* [Task instructions] Put each line of the records, from the first one through the line containing "label-h: H [296, 368, 303, 378]", into a JSON list of strings, one string per line, with blank lines left out.
>> start Entries supplied
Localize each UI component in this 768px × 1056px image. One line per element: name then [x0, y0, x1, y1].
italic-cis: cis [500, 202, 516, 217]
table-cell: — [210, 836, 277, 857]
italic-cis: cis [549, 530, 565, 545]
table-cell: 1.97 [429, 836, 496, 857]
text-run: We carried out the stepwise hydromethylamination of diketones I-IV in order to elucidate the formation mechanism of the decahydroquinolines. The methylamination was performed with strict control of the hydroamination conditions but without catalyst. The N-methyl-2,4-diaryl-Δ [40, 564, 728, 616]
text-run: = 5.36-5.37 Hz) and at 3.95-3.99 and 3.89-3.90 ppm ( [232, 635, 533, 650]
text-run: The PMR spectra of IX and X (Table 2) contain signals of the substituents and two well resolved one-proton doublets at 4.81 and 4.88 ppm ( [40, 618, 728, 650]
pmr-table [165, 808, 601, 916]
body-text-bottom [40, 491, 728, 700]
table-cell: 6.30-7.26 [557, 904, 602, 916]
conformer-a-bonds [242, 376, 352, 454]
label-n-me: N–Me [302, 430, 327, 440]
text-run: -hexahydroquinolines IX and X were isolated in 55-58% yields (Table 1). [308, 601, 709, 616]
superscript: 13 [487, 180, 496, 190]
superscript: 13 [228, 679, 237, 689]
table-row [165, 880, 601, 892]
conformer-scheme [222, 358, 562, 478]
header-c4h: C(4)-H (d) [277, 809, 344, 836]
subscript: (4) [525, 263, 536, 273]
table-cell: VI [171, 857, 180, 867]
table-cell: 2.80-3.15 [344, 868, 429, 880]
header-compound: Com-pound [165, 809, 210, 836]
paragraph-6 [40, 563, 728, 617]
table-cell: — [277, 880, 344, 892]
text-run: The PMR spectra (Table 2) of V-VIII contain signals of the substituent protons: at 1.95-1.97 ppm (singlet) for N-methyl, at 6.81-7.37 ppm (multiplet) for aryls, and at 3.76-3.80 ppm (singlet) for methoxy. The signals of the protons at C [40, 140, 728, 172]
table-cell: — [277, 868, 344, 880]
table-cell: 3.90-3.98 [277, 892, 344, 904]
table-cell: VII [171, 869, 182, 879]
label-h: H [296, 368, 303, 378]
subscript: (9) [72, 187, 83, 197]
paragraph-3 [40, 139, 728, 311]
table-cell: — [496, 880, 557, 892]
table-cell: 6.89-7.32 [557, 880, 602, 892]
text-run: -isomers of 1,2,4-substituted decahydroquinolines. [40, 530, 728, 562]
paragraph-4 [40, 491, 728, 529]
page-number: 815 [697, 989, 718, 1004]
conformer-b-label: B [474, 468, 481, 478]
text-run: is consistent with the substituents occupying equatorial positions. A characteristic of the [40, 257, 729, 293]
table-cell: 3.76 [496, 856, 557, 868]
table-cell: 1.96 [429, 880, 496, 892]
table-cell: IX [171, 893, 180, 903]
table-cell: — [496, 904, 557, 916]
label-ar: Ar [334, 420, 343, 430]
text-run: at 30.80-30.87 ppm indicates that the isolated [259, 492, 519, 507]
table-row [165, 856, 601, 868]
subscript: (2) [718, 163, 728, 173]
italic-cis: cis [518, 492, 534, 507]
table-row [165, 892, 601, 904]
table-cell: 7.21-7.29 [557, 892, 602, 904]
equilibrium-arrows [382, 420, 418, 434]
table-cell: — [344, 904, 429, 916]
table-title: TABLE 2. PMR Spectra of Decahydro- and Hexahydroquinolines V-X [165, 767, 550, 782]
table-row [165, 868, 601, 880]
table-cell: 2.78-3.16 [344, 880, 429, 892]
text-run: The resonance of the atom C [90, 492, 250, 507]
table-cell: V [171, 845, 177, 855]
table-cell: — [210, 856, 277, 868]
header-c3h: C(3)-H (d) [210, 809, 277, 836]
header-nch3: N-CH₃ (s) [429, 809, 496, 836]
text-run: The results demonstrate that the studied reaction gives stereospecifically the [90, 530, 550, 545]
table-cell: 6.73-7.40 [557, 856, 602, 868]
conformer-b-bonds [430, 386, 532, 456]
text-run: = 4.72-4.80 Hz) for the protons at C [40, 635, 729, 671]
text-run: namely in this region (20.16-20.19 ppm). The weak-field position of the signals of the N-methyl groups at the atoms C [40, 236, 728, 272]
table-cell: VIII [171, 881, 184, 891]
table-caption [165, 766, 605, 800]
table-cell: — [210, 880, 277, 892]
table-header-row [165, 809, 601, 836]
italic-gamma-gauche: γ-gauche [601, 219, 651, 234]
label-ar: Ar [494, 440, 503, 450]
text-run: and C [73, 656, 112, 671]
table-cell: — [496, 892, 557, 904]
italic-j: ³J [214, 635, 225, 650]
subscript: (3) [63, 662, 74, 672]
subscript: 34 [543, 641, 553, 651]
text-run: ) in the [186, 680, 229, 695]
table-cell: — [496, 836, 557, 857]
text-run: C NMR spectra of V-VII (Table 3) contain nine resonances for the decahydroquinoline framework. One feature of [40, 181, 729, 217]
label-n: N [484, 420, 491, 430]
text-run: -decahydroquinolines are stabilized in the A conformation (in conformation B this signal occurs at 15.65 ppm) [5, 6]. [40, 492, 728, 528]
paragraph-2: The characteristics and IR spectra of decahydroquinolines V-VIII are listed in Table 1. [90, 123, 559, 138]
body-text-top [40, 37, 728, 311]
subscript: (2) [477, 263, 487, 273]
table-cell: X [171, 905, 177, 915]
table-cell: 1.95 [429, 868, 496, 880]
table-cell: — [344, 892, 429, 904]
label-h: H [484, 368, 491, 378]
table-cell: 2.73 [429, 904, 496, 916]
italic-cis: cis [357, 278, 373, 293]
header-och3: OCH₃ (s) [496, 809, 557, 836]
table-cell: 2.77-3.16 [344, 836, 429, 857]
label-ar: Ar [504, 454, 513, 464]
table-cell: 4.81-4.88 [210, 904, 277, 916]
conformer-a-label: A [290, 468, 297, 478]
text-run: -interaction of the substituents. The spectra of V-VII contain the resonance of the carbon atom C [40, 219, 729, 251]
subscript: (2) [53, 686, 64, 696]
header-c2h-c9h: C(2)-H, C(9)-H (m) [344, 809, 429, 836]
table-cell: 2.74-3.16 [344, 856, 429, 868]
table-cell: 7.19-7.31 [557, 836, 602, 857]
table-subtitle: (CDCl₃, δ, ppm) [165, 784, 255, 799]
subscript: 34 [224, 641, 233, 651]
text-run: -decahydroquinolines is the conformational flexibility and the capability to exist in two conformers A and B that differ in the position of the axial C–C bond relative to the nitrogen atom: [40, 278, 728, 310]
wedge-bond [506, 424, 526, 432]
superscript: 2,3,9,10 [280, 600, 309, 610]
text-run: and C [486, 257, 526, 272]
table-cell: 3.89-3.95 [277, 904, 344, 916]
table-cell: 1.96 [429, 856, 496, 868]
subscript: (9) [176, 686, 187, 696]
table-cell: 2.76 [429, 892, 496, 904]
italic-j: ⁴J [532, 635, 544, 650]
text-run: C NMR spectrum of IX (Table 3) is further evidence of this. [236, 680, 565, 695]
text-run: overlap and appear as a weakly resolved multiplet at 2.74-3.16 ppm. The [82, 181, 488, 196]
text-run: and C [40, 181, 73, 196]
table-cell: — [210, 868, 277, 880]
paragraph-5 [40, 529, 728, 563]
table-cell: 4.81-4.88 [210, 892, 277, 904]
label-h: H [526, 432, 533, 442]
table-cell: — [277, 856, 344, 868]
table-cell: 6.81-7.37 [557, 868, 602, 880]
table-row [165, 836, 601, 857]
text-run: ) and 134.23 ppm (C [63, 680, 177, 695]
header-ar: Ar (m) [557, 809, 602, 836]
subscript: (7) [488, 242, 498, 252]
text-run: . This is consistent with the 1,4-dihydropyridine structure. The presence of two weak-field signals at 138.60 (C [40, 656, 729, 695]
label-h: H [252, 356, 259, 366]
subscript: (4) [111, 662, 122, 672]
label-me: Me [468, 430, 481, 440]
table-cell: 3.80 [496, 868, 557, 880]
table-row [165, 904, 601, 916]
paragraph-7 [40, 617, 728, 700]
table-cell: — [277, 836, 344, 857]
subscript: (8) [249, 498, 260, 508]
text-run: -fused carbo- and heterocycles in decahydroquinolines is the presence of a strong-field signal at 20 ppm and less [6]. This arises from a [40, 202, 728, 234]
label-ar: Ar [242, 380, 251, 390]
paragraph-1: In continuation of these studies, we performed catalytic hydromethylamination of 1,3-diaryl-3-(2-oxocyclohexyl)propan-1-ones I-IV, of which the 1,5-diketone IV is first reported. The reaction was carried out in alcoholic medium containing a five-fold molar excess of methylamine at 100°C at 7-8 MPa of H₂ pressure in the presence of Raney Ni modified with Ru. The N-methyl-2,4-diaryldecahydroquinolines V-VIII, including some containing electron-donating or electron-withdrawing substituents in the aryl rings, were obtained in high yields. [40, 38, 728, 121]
>> end Entries supplied
* [Output]
[
  "Localize each UI component in this 768px × 1056px image. One line per element: name then [x0, y0, x1, y1].",
  "italic-cis: cis [500, 202, 516, 217]",
  "table-cell: — [210, 836, 277, 857]",
  "italic-cis: cis [549, 530, 565, 545]",
  "table-cell: 1.97 [429, 836, 496, 857]",
  "text-run: We carried out the stepwise hydromethylamination of diketones I-IV in order to elucidate the formation mechanism of the decahydroquinolines. The methylamination was performed with strict control of the hydroamination conditions but without catalyst. The N-methyl-2,4-diaryl-Δ [40, 564, 728, 616]",
  "text-run: = 5.36-5.37 Hz) and at 3.95-3.99 and 3.89-3.90 ppm ( [232, 635, 533, 650]",
  "text-run: The PMR spectra of IX and X (Table 2) contain signals of the substituents and two well resolved one-proton doublets at 4.81 and 4.88 ppm ( [40, 618, 728, 650]",
  "pmr-table [165, 808, 601, 916]",
  "body-text-bottom [40, 491, 728, 700]",
  "table-cell: 6.30-7.26 [557, 904, 602, 916]",
  "conformer-a-bonds [242, 376, 352, 454]",
  "label-n-me: N–Me [302, 430, 327, 440]",
  "text-run: -hexahydroquinolines IX and X were isolated in 55-58% yields (Table 1). [308, 601, 709, 616]",
  "superscript: 13 [487, 180, 496, 190]",
  "superscript: 13 [228, 679, 237, 689]",
  "table-row [165, 880, 601, 892]",
  "conformer-scheme [222, 358, 562, 478]",
  "header-c4h: C(4)-H (d) [277, 809, 344, 836]",
  "subscript: (4) [525, 263, 536, 273]",
  "table-cell: VI [171, 857, 180, 867]",
  "table-cell: 2.80-3.15 [344, 868, 429, 880]",
  "header-compound: Com-pound [165, 809, 210, 836]",
  "paragraph-6 [40, 563, 728, 617]",
  "table-cell: — [277, 880, 344, 892]",
  "text-run: The PMR spectra (Table 2) of V-VIII contain signals of the substituent protons: at 1.95-1.97 ppm (singlet) for N-methyl, at 6.81-7.37 ppm (multiplet) for aryls, and at 3.76-3.80 ppm (singlet) for methoxy. The signals of the protons at C [40, 140, 728, 172]",
  "table-cell: — [277, 868, 344, 880]",
  "table-cell: 3.90-3.98 [277, 892, 344, 904]",
  "table-cell: VII [171, 869, 182, 879]",
  "label-h: H [296, 368, 303, 378]"
]